>> begin SUPPLIED RECORDS

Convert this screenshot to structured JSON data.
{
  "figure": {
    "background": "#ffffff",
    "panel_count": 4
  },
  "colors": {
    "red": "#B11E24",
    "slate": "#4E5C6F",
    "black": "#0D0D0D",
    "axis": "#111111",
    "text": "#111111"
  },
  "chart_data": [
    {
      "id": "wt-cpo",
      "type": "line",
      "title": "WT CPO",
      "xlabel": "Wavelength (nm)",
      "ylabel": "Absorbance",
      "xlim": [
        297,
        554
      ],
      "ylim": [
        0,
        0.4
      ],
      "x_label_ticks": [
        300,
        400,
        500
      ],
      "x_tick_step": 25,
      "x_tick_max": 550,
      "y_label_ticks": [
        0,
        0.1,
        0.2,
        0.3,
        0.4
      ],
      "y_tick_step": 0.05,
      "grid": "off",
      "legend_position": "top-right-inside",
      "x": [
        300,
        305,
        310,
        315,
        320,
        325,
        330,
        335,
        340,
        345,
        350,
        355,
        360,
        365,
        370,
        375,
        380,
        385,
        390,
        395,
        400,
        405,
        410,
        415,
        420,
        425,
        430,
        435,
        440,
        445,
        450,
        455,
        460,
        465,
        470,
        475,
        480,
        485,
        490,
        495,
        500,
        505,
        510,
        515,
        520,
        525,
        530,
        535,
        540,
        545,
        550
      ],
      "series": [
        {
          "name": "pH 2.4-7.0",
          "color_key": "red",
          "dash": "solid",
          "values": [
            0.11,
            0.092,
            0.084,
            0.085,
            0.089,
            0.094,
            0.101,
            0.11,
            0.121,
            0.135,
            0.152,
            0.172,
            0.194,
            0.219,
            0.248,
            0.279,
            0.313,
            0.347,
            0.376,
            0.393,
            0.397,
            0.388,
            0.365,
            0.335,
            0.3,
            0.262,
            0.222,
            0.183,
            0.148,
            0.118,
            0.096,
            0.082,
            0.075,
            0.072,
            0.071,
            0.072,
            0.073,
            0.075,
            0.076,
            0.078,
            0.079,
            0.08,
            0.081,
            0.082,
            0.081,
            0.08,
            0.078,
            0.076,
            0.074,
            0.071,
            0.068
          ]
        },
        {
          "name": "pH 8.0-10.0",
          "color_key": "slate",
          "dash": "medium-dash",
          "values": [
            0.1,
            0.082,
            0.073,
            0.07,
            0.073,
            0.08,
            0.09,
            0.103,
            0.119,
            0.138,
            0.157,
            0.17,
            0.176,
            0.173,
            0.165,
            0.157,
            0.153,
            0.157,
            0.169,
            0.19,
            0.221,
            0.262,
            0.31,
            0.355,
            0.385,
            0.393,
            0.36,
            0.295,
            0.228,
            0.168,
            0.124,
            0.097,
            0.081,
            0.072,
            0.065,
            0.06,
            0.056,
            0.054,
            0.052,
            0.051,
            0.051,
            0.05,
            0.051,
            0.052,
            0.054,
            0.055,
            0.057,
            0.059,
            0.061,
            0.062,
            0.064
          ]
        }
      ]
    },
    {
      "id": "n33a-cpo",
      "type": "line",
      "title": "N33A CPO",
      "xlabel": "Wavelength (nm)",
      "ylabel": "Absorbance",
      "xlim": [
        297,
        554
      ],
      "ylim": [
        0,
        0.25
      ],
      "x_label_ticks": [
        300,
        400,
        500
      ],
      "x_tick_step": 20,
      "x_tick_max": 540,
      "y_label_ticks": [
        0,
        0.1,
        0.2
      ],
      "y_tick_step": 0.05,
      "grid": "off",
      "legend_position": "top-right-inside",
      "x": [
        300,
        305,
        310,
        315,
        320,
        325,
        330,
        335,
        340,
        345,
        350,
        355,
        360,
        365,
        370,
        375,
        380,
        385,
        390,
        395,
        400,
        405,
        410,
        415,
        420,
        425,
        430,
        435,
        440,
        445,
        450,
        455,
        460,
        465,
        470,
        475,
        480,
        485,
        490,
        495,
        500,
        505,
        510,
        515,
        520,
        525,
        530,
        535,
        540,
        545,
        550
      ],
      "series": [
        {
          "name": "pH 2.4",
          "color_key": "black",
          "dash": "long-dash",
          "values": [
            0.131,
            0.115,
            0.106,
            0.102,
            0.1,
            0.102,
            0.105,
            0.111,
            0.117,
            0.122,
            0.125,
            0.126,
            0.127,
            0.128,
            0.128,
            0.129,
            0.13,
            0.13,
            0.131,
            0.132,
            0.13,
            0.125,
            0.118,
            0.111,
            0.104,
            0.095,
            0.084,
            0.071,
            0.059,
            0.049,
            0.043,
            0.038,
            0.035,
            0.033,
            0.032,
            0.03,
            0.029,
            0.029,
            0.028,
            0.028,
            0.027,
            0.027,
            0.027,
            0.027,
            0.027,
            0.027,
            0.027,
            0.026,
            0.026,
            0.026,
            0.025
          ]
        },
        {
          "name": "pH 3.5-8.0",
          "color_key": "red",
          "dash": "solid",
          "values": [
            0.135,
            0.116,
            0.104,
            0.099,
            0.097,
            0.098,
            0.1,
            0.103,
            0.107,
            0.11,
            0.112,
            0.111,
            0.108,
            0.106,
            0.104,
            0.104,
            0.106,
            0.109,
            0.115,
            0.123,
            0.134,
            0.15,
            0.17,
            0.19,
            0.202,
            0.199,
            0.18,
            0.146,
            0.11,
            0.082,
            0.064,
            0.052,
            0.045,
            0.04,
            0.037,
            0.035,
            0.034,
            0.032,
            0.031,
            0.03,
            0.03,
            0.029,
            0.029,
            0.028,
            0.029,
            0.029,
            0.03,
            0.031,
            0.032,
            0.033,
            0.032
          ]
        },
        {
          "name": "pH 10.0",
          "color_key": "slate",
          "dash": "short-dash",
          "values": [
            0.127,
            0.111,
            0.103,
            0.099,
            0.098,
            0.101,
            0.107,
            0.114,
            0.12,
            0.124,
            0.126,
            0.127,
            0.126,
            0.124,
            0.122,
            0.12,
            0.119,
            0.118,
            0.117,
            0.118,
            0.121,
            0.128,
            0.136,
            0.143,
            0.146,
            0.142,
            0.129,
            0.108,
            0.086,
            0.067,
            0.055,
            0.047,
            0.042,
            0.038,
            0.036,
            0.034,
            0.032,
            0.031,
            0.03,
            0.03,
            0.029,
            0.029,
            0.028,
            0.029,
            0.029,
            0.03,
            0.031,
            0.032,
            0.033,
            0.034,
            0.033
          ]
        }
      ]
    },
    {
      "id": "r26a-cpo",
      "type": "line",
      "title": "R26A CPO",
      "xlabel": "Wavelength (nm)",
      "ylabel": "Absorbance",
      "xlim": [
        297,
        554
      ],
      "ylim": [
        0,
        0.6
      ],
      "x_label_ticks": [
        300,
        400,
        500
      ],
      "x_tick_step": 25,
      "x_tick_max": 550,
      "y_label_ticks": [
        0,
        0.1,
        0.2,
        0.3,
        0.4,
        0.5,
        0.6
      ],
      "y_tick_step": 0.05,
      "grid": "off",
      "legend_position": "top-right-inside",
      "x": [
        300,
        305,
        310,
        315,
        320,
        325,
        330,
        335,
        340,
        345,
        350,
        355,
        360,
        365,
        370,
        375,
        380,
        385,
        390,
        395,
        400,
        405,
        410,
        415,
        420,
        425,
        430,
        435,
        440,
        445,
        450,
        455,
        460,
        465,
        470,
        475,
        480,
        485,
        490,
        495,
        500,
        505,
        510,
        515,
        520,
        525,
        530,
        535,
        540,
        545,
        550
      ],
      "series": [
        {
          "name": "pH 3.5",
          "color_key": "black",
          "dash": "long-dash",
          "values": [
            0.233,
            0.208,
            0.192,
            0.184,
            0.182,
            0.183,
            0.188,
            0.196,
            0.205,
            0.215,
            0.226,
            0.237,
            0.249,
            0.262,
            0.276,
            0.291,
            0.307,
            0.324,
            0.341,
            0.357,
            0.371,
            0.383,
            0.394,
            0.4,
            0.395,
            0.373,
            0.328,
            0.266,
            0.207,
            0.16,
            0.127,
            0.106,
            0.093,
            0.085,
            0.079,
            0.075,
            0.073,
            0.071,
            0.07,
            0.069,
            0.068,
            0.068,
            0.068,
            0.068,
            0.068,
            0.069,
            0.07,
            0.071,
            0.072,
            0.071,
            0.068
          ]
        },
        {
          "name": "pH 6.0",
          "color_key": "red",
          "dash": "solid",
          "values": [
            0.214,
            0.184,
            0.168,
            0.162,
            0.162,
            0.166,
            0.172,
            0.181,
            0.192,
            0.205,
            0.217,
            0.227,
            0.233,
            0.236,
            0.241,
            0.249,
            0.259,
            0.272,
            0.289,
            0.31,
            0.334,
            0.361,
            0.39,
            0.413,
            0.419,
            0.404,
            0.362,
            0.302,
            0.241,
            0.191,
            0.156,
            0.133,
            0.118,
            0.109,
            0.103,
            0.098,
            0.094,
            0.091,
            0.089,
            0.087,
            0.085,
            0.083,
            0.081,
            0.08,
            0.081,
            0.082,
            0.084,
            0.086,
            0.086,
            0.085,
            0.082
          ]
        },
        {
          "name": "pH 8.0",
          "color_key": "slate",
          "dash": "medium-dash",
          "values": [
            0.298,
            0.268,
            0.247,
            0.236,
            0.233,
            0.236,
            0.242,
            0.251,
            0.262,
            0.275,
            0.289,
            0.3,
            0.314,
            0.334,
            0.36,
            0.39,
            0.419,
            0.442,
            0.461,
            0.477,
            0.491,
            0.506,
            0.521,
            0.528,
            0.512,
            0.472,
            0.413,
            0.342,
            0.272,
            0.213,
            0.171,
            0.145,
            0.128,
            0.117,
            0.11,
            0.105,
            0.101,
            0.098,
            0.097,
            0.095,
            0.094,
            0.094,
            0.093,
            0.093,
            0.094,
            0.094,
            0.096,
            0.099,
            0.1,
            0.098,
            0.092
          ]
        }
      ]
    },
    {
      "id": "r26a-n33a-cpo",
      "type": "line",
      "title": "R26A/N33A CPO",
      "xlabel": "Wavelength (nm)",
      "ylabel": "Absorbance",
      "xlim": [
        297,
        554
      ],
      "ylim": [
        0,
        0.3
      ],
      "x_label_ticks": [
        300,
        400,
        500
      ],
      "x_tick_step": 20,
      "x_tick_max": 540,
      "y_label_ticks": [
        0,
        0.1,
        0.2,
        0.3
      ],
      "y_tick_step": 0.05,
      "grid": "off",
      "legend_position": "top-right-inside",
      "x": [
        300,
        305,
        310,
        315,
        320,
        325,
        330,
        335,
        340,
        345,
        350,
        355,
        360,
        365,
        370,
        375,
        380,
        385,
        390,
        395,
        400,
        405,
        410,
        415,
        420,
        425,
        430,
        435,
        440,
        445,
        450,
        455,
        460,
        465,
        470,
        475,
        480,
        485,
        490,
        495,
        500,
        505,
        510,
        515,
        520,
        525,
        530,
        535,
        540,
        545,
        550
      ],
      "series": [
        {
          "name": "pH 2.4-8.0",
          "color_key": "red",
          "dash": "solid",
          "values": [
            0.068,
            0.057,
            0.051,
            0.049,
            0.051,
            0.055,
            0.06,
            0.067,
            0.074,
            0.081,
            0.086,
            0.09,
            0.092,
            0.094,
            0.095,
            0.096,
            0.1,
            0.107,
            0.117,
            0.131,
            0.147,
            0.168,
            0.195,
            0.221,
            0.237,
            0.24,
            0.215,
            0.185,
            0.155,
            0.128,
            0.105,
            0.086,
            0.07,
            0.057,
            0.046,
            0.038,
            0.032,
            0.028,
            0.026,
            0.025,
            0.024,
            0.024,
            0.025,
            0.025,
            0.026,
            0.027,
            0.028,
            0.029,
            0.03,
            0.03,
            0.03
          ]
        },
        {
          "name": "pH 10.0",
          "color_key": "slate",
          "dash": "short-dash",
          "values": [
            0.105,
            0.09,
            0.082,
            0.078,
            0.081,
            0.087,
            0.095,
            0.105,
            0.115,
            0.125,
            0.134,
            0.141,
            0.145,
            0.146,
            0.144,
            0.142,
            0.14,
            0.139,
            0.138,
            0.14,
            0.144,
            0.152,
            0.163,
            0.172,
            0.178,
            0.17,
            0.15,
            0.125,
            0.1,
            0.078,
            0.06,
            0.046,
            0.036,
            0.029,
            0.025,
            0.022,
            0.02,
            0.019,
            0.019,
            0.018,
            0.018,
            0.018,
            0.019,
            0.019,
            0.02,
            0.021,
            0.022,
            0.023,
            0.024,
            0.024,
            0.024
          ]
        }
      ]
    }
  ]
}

>> end SUPPLIED RECORDS

◆ REQUIRED TASK ◆
For each line in the data above that contains the string "title", extract the line.

◆ TASK OUTPUT ◆
      "title": "WT CPO",
      "title": "N33A CPO",
      "title": "R26A CPO",
      "title": "R26A/N33A CPO",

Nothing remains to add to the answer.